- Data -
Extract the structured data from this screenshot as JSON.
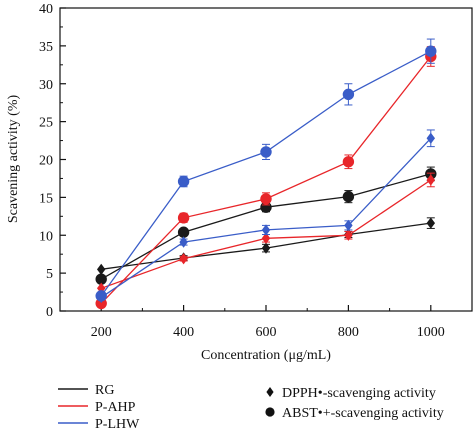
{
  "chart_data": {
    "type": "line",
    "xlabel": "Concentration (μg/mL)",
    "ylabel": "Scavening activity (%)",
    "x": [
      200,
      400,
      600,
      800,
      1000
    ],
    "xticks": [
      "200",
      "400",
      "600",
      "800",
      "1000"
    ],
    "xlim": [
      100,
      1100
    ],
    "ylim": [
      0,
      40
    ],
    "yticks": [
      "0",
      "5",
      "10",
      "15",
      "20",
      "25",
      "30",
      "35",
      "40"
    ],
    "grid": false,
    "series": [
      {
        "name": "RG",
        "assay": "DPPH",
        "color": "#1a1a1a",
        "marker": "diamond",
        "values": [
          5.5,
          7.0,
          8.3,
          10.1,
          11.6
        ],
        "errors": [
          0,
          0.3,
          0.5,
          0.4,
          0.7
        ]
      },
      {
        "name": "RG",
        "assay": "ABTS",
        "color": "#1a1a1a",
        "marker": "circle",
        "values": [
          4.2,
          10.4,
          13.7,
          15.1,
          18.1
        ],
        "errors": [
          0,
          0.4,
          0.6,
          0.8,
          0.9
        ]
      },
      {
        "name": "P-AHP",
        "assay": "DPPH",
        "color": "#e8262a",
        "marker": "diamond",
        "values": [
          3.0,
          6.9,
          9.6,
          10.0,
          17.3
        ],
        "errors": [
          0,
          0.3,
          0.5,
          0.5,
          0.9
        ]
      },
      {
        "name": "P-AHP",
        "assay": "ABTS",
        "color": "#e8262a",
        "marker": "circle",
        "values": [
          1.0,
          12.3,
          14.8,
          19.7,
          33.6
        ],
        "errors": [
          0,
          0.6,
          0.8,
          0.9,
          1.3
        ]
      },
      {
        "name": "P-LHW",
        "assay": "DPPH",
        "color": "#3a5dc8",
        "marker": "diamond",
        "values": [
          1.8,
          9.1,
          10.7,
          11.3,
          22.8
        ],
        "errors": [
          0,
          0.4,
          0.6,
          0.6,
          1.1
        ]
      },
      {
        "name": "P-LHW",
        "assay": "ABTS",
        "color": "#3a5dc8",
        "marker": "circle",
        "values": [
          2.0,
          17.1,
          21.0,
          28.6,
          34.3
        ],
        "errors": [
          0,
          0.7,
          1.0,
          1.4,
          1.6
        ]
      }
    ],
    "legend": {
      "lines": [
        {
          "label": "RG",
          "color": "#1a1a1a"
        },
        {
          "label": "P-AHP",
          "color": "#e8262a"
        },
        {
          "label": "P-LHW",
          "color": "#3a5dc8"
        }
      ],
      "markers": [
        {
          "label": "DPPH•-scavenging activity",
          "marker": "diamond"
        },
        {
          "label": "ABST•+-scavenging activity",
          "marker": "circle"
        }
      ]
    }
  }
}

- About this exercise -
Write only the number of lines in the data where the word "scavenging" occurs.

- Answer for the task -
2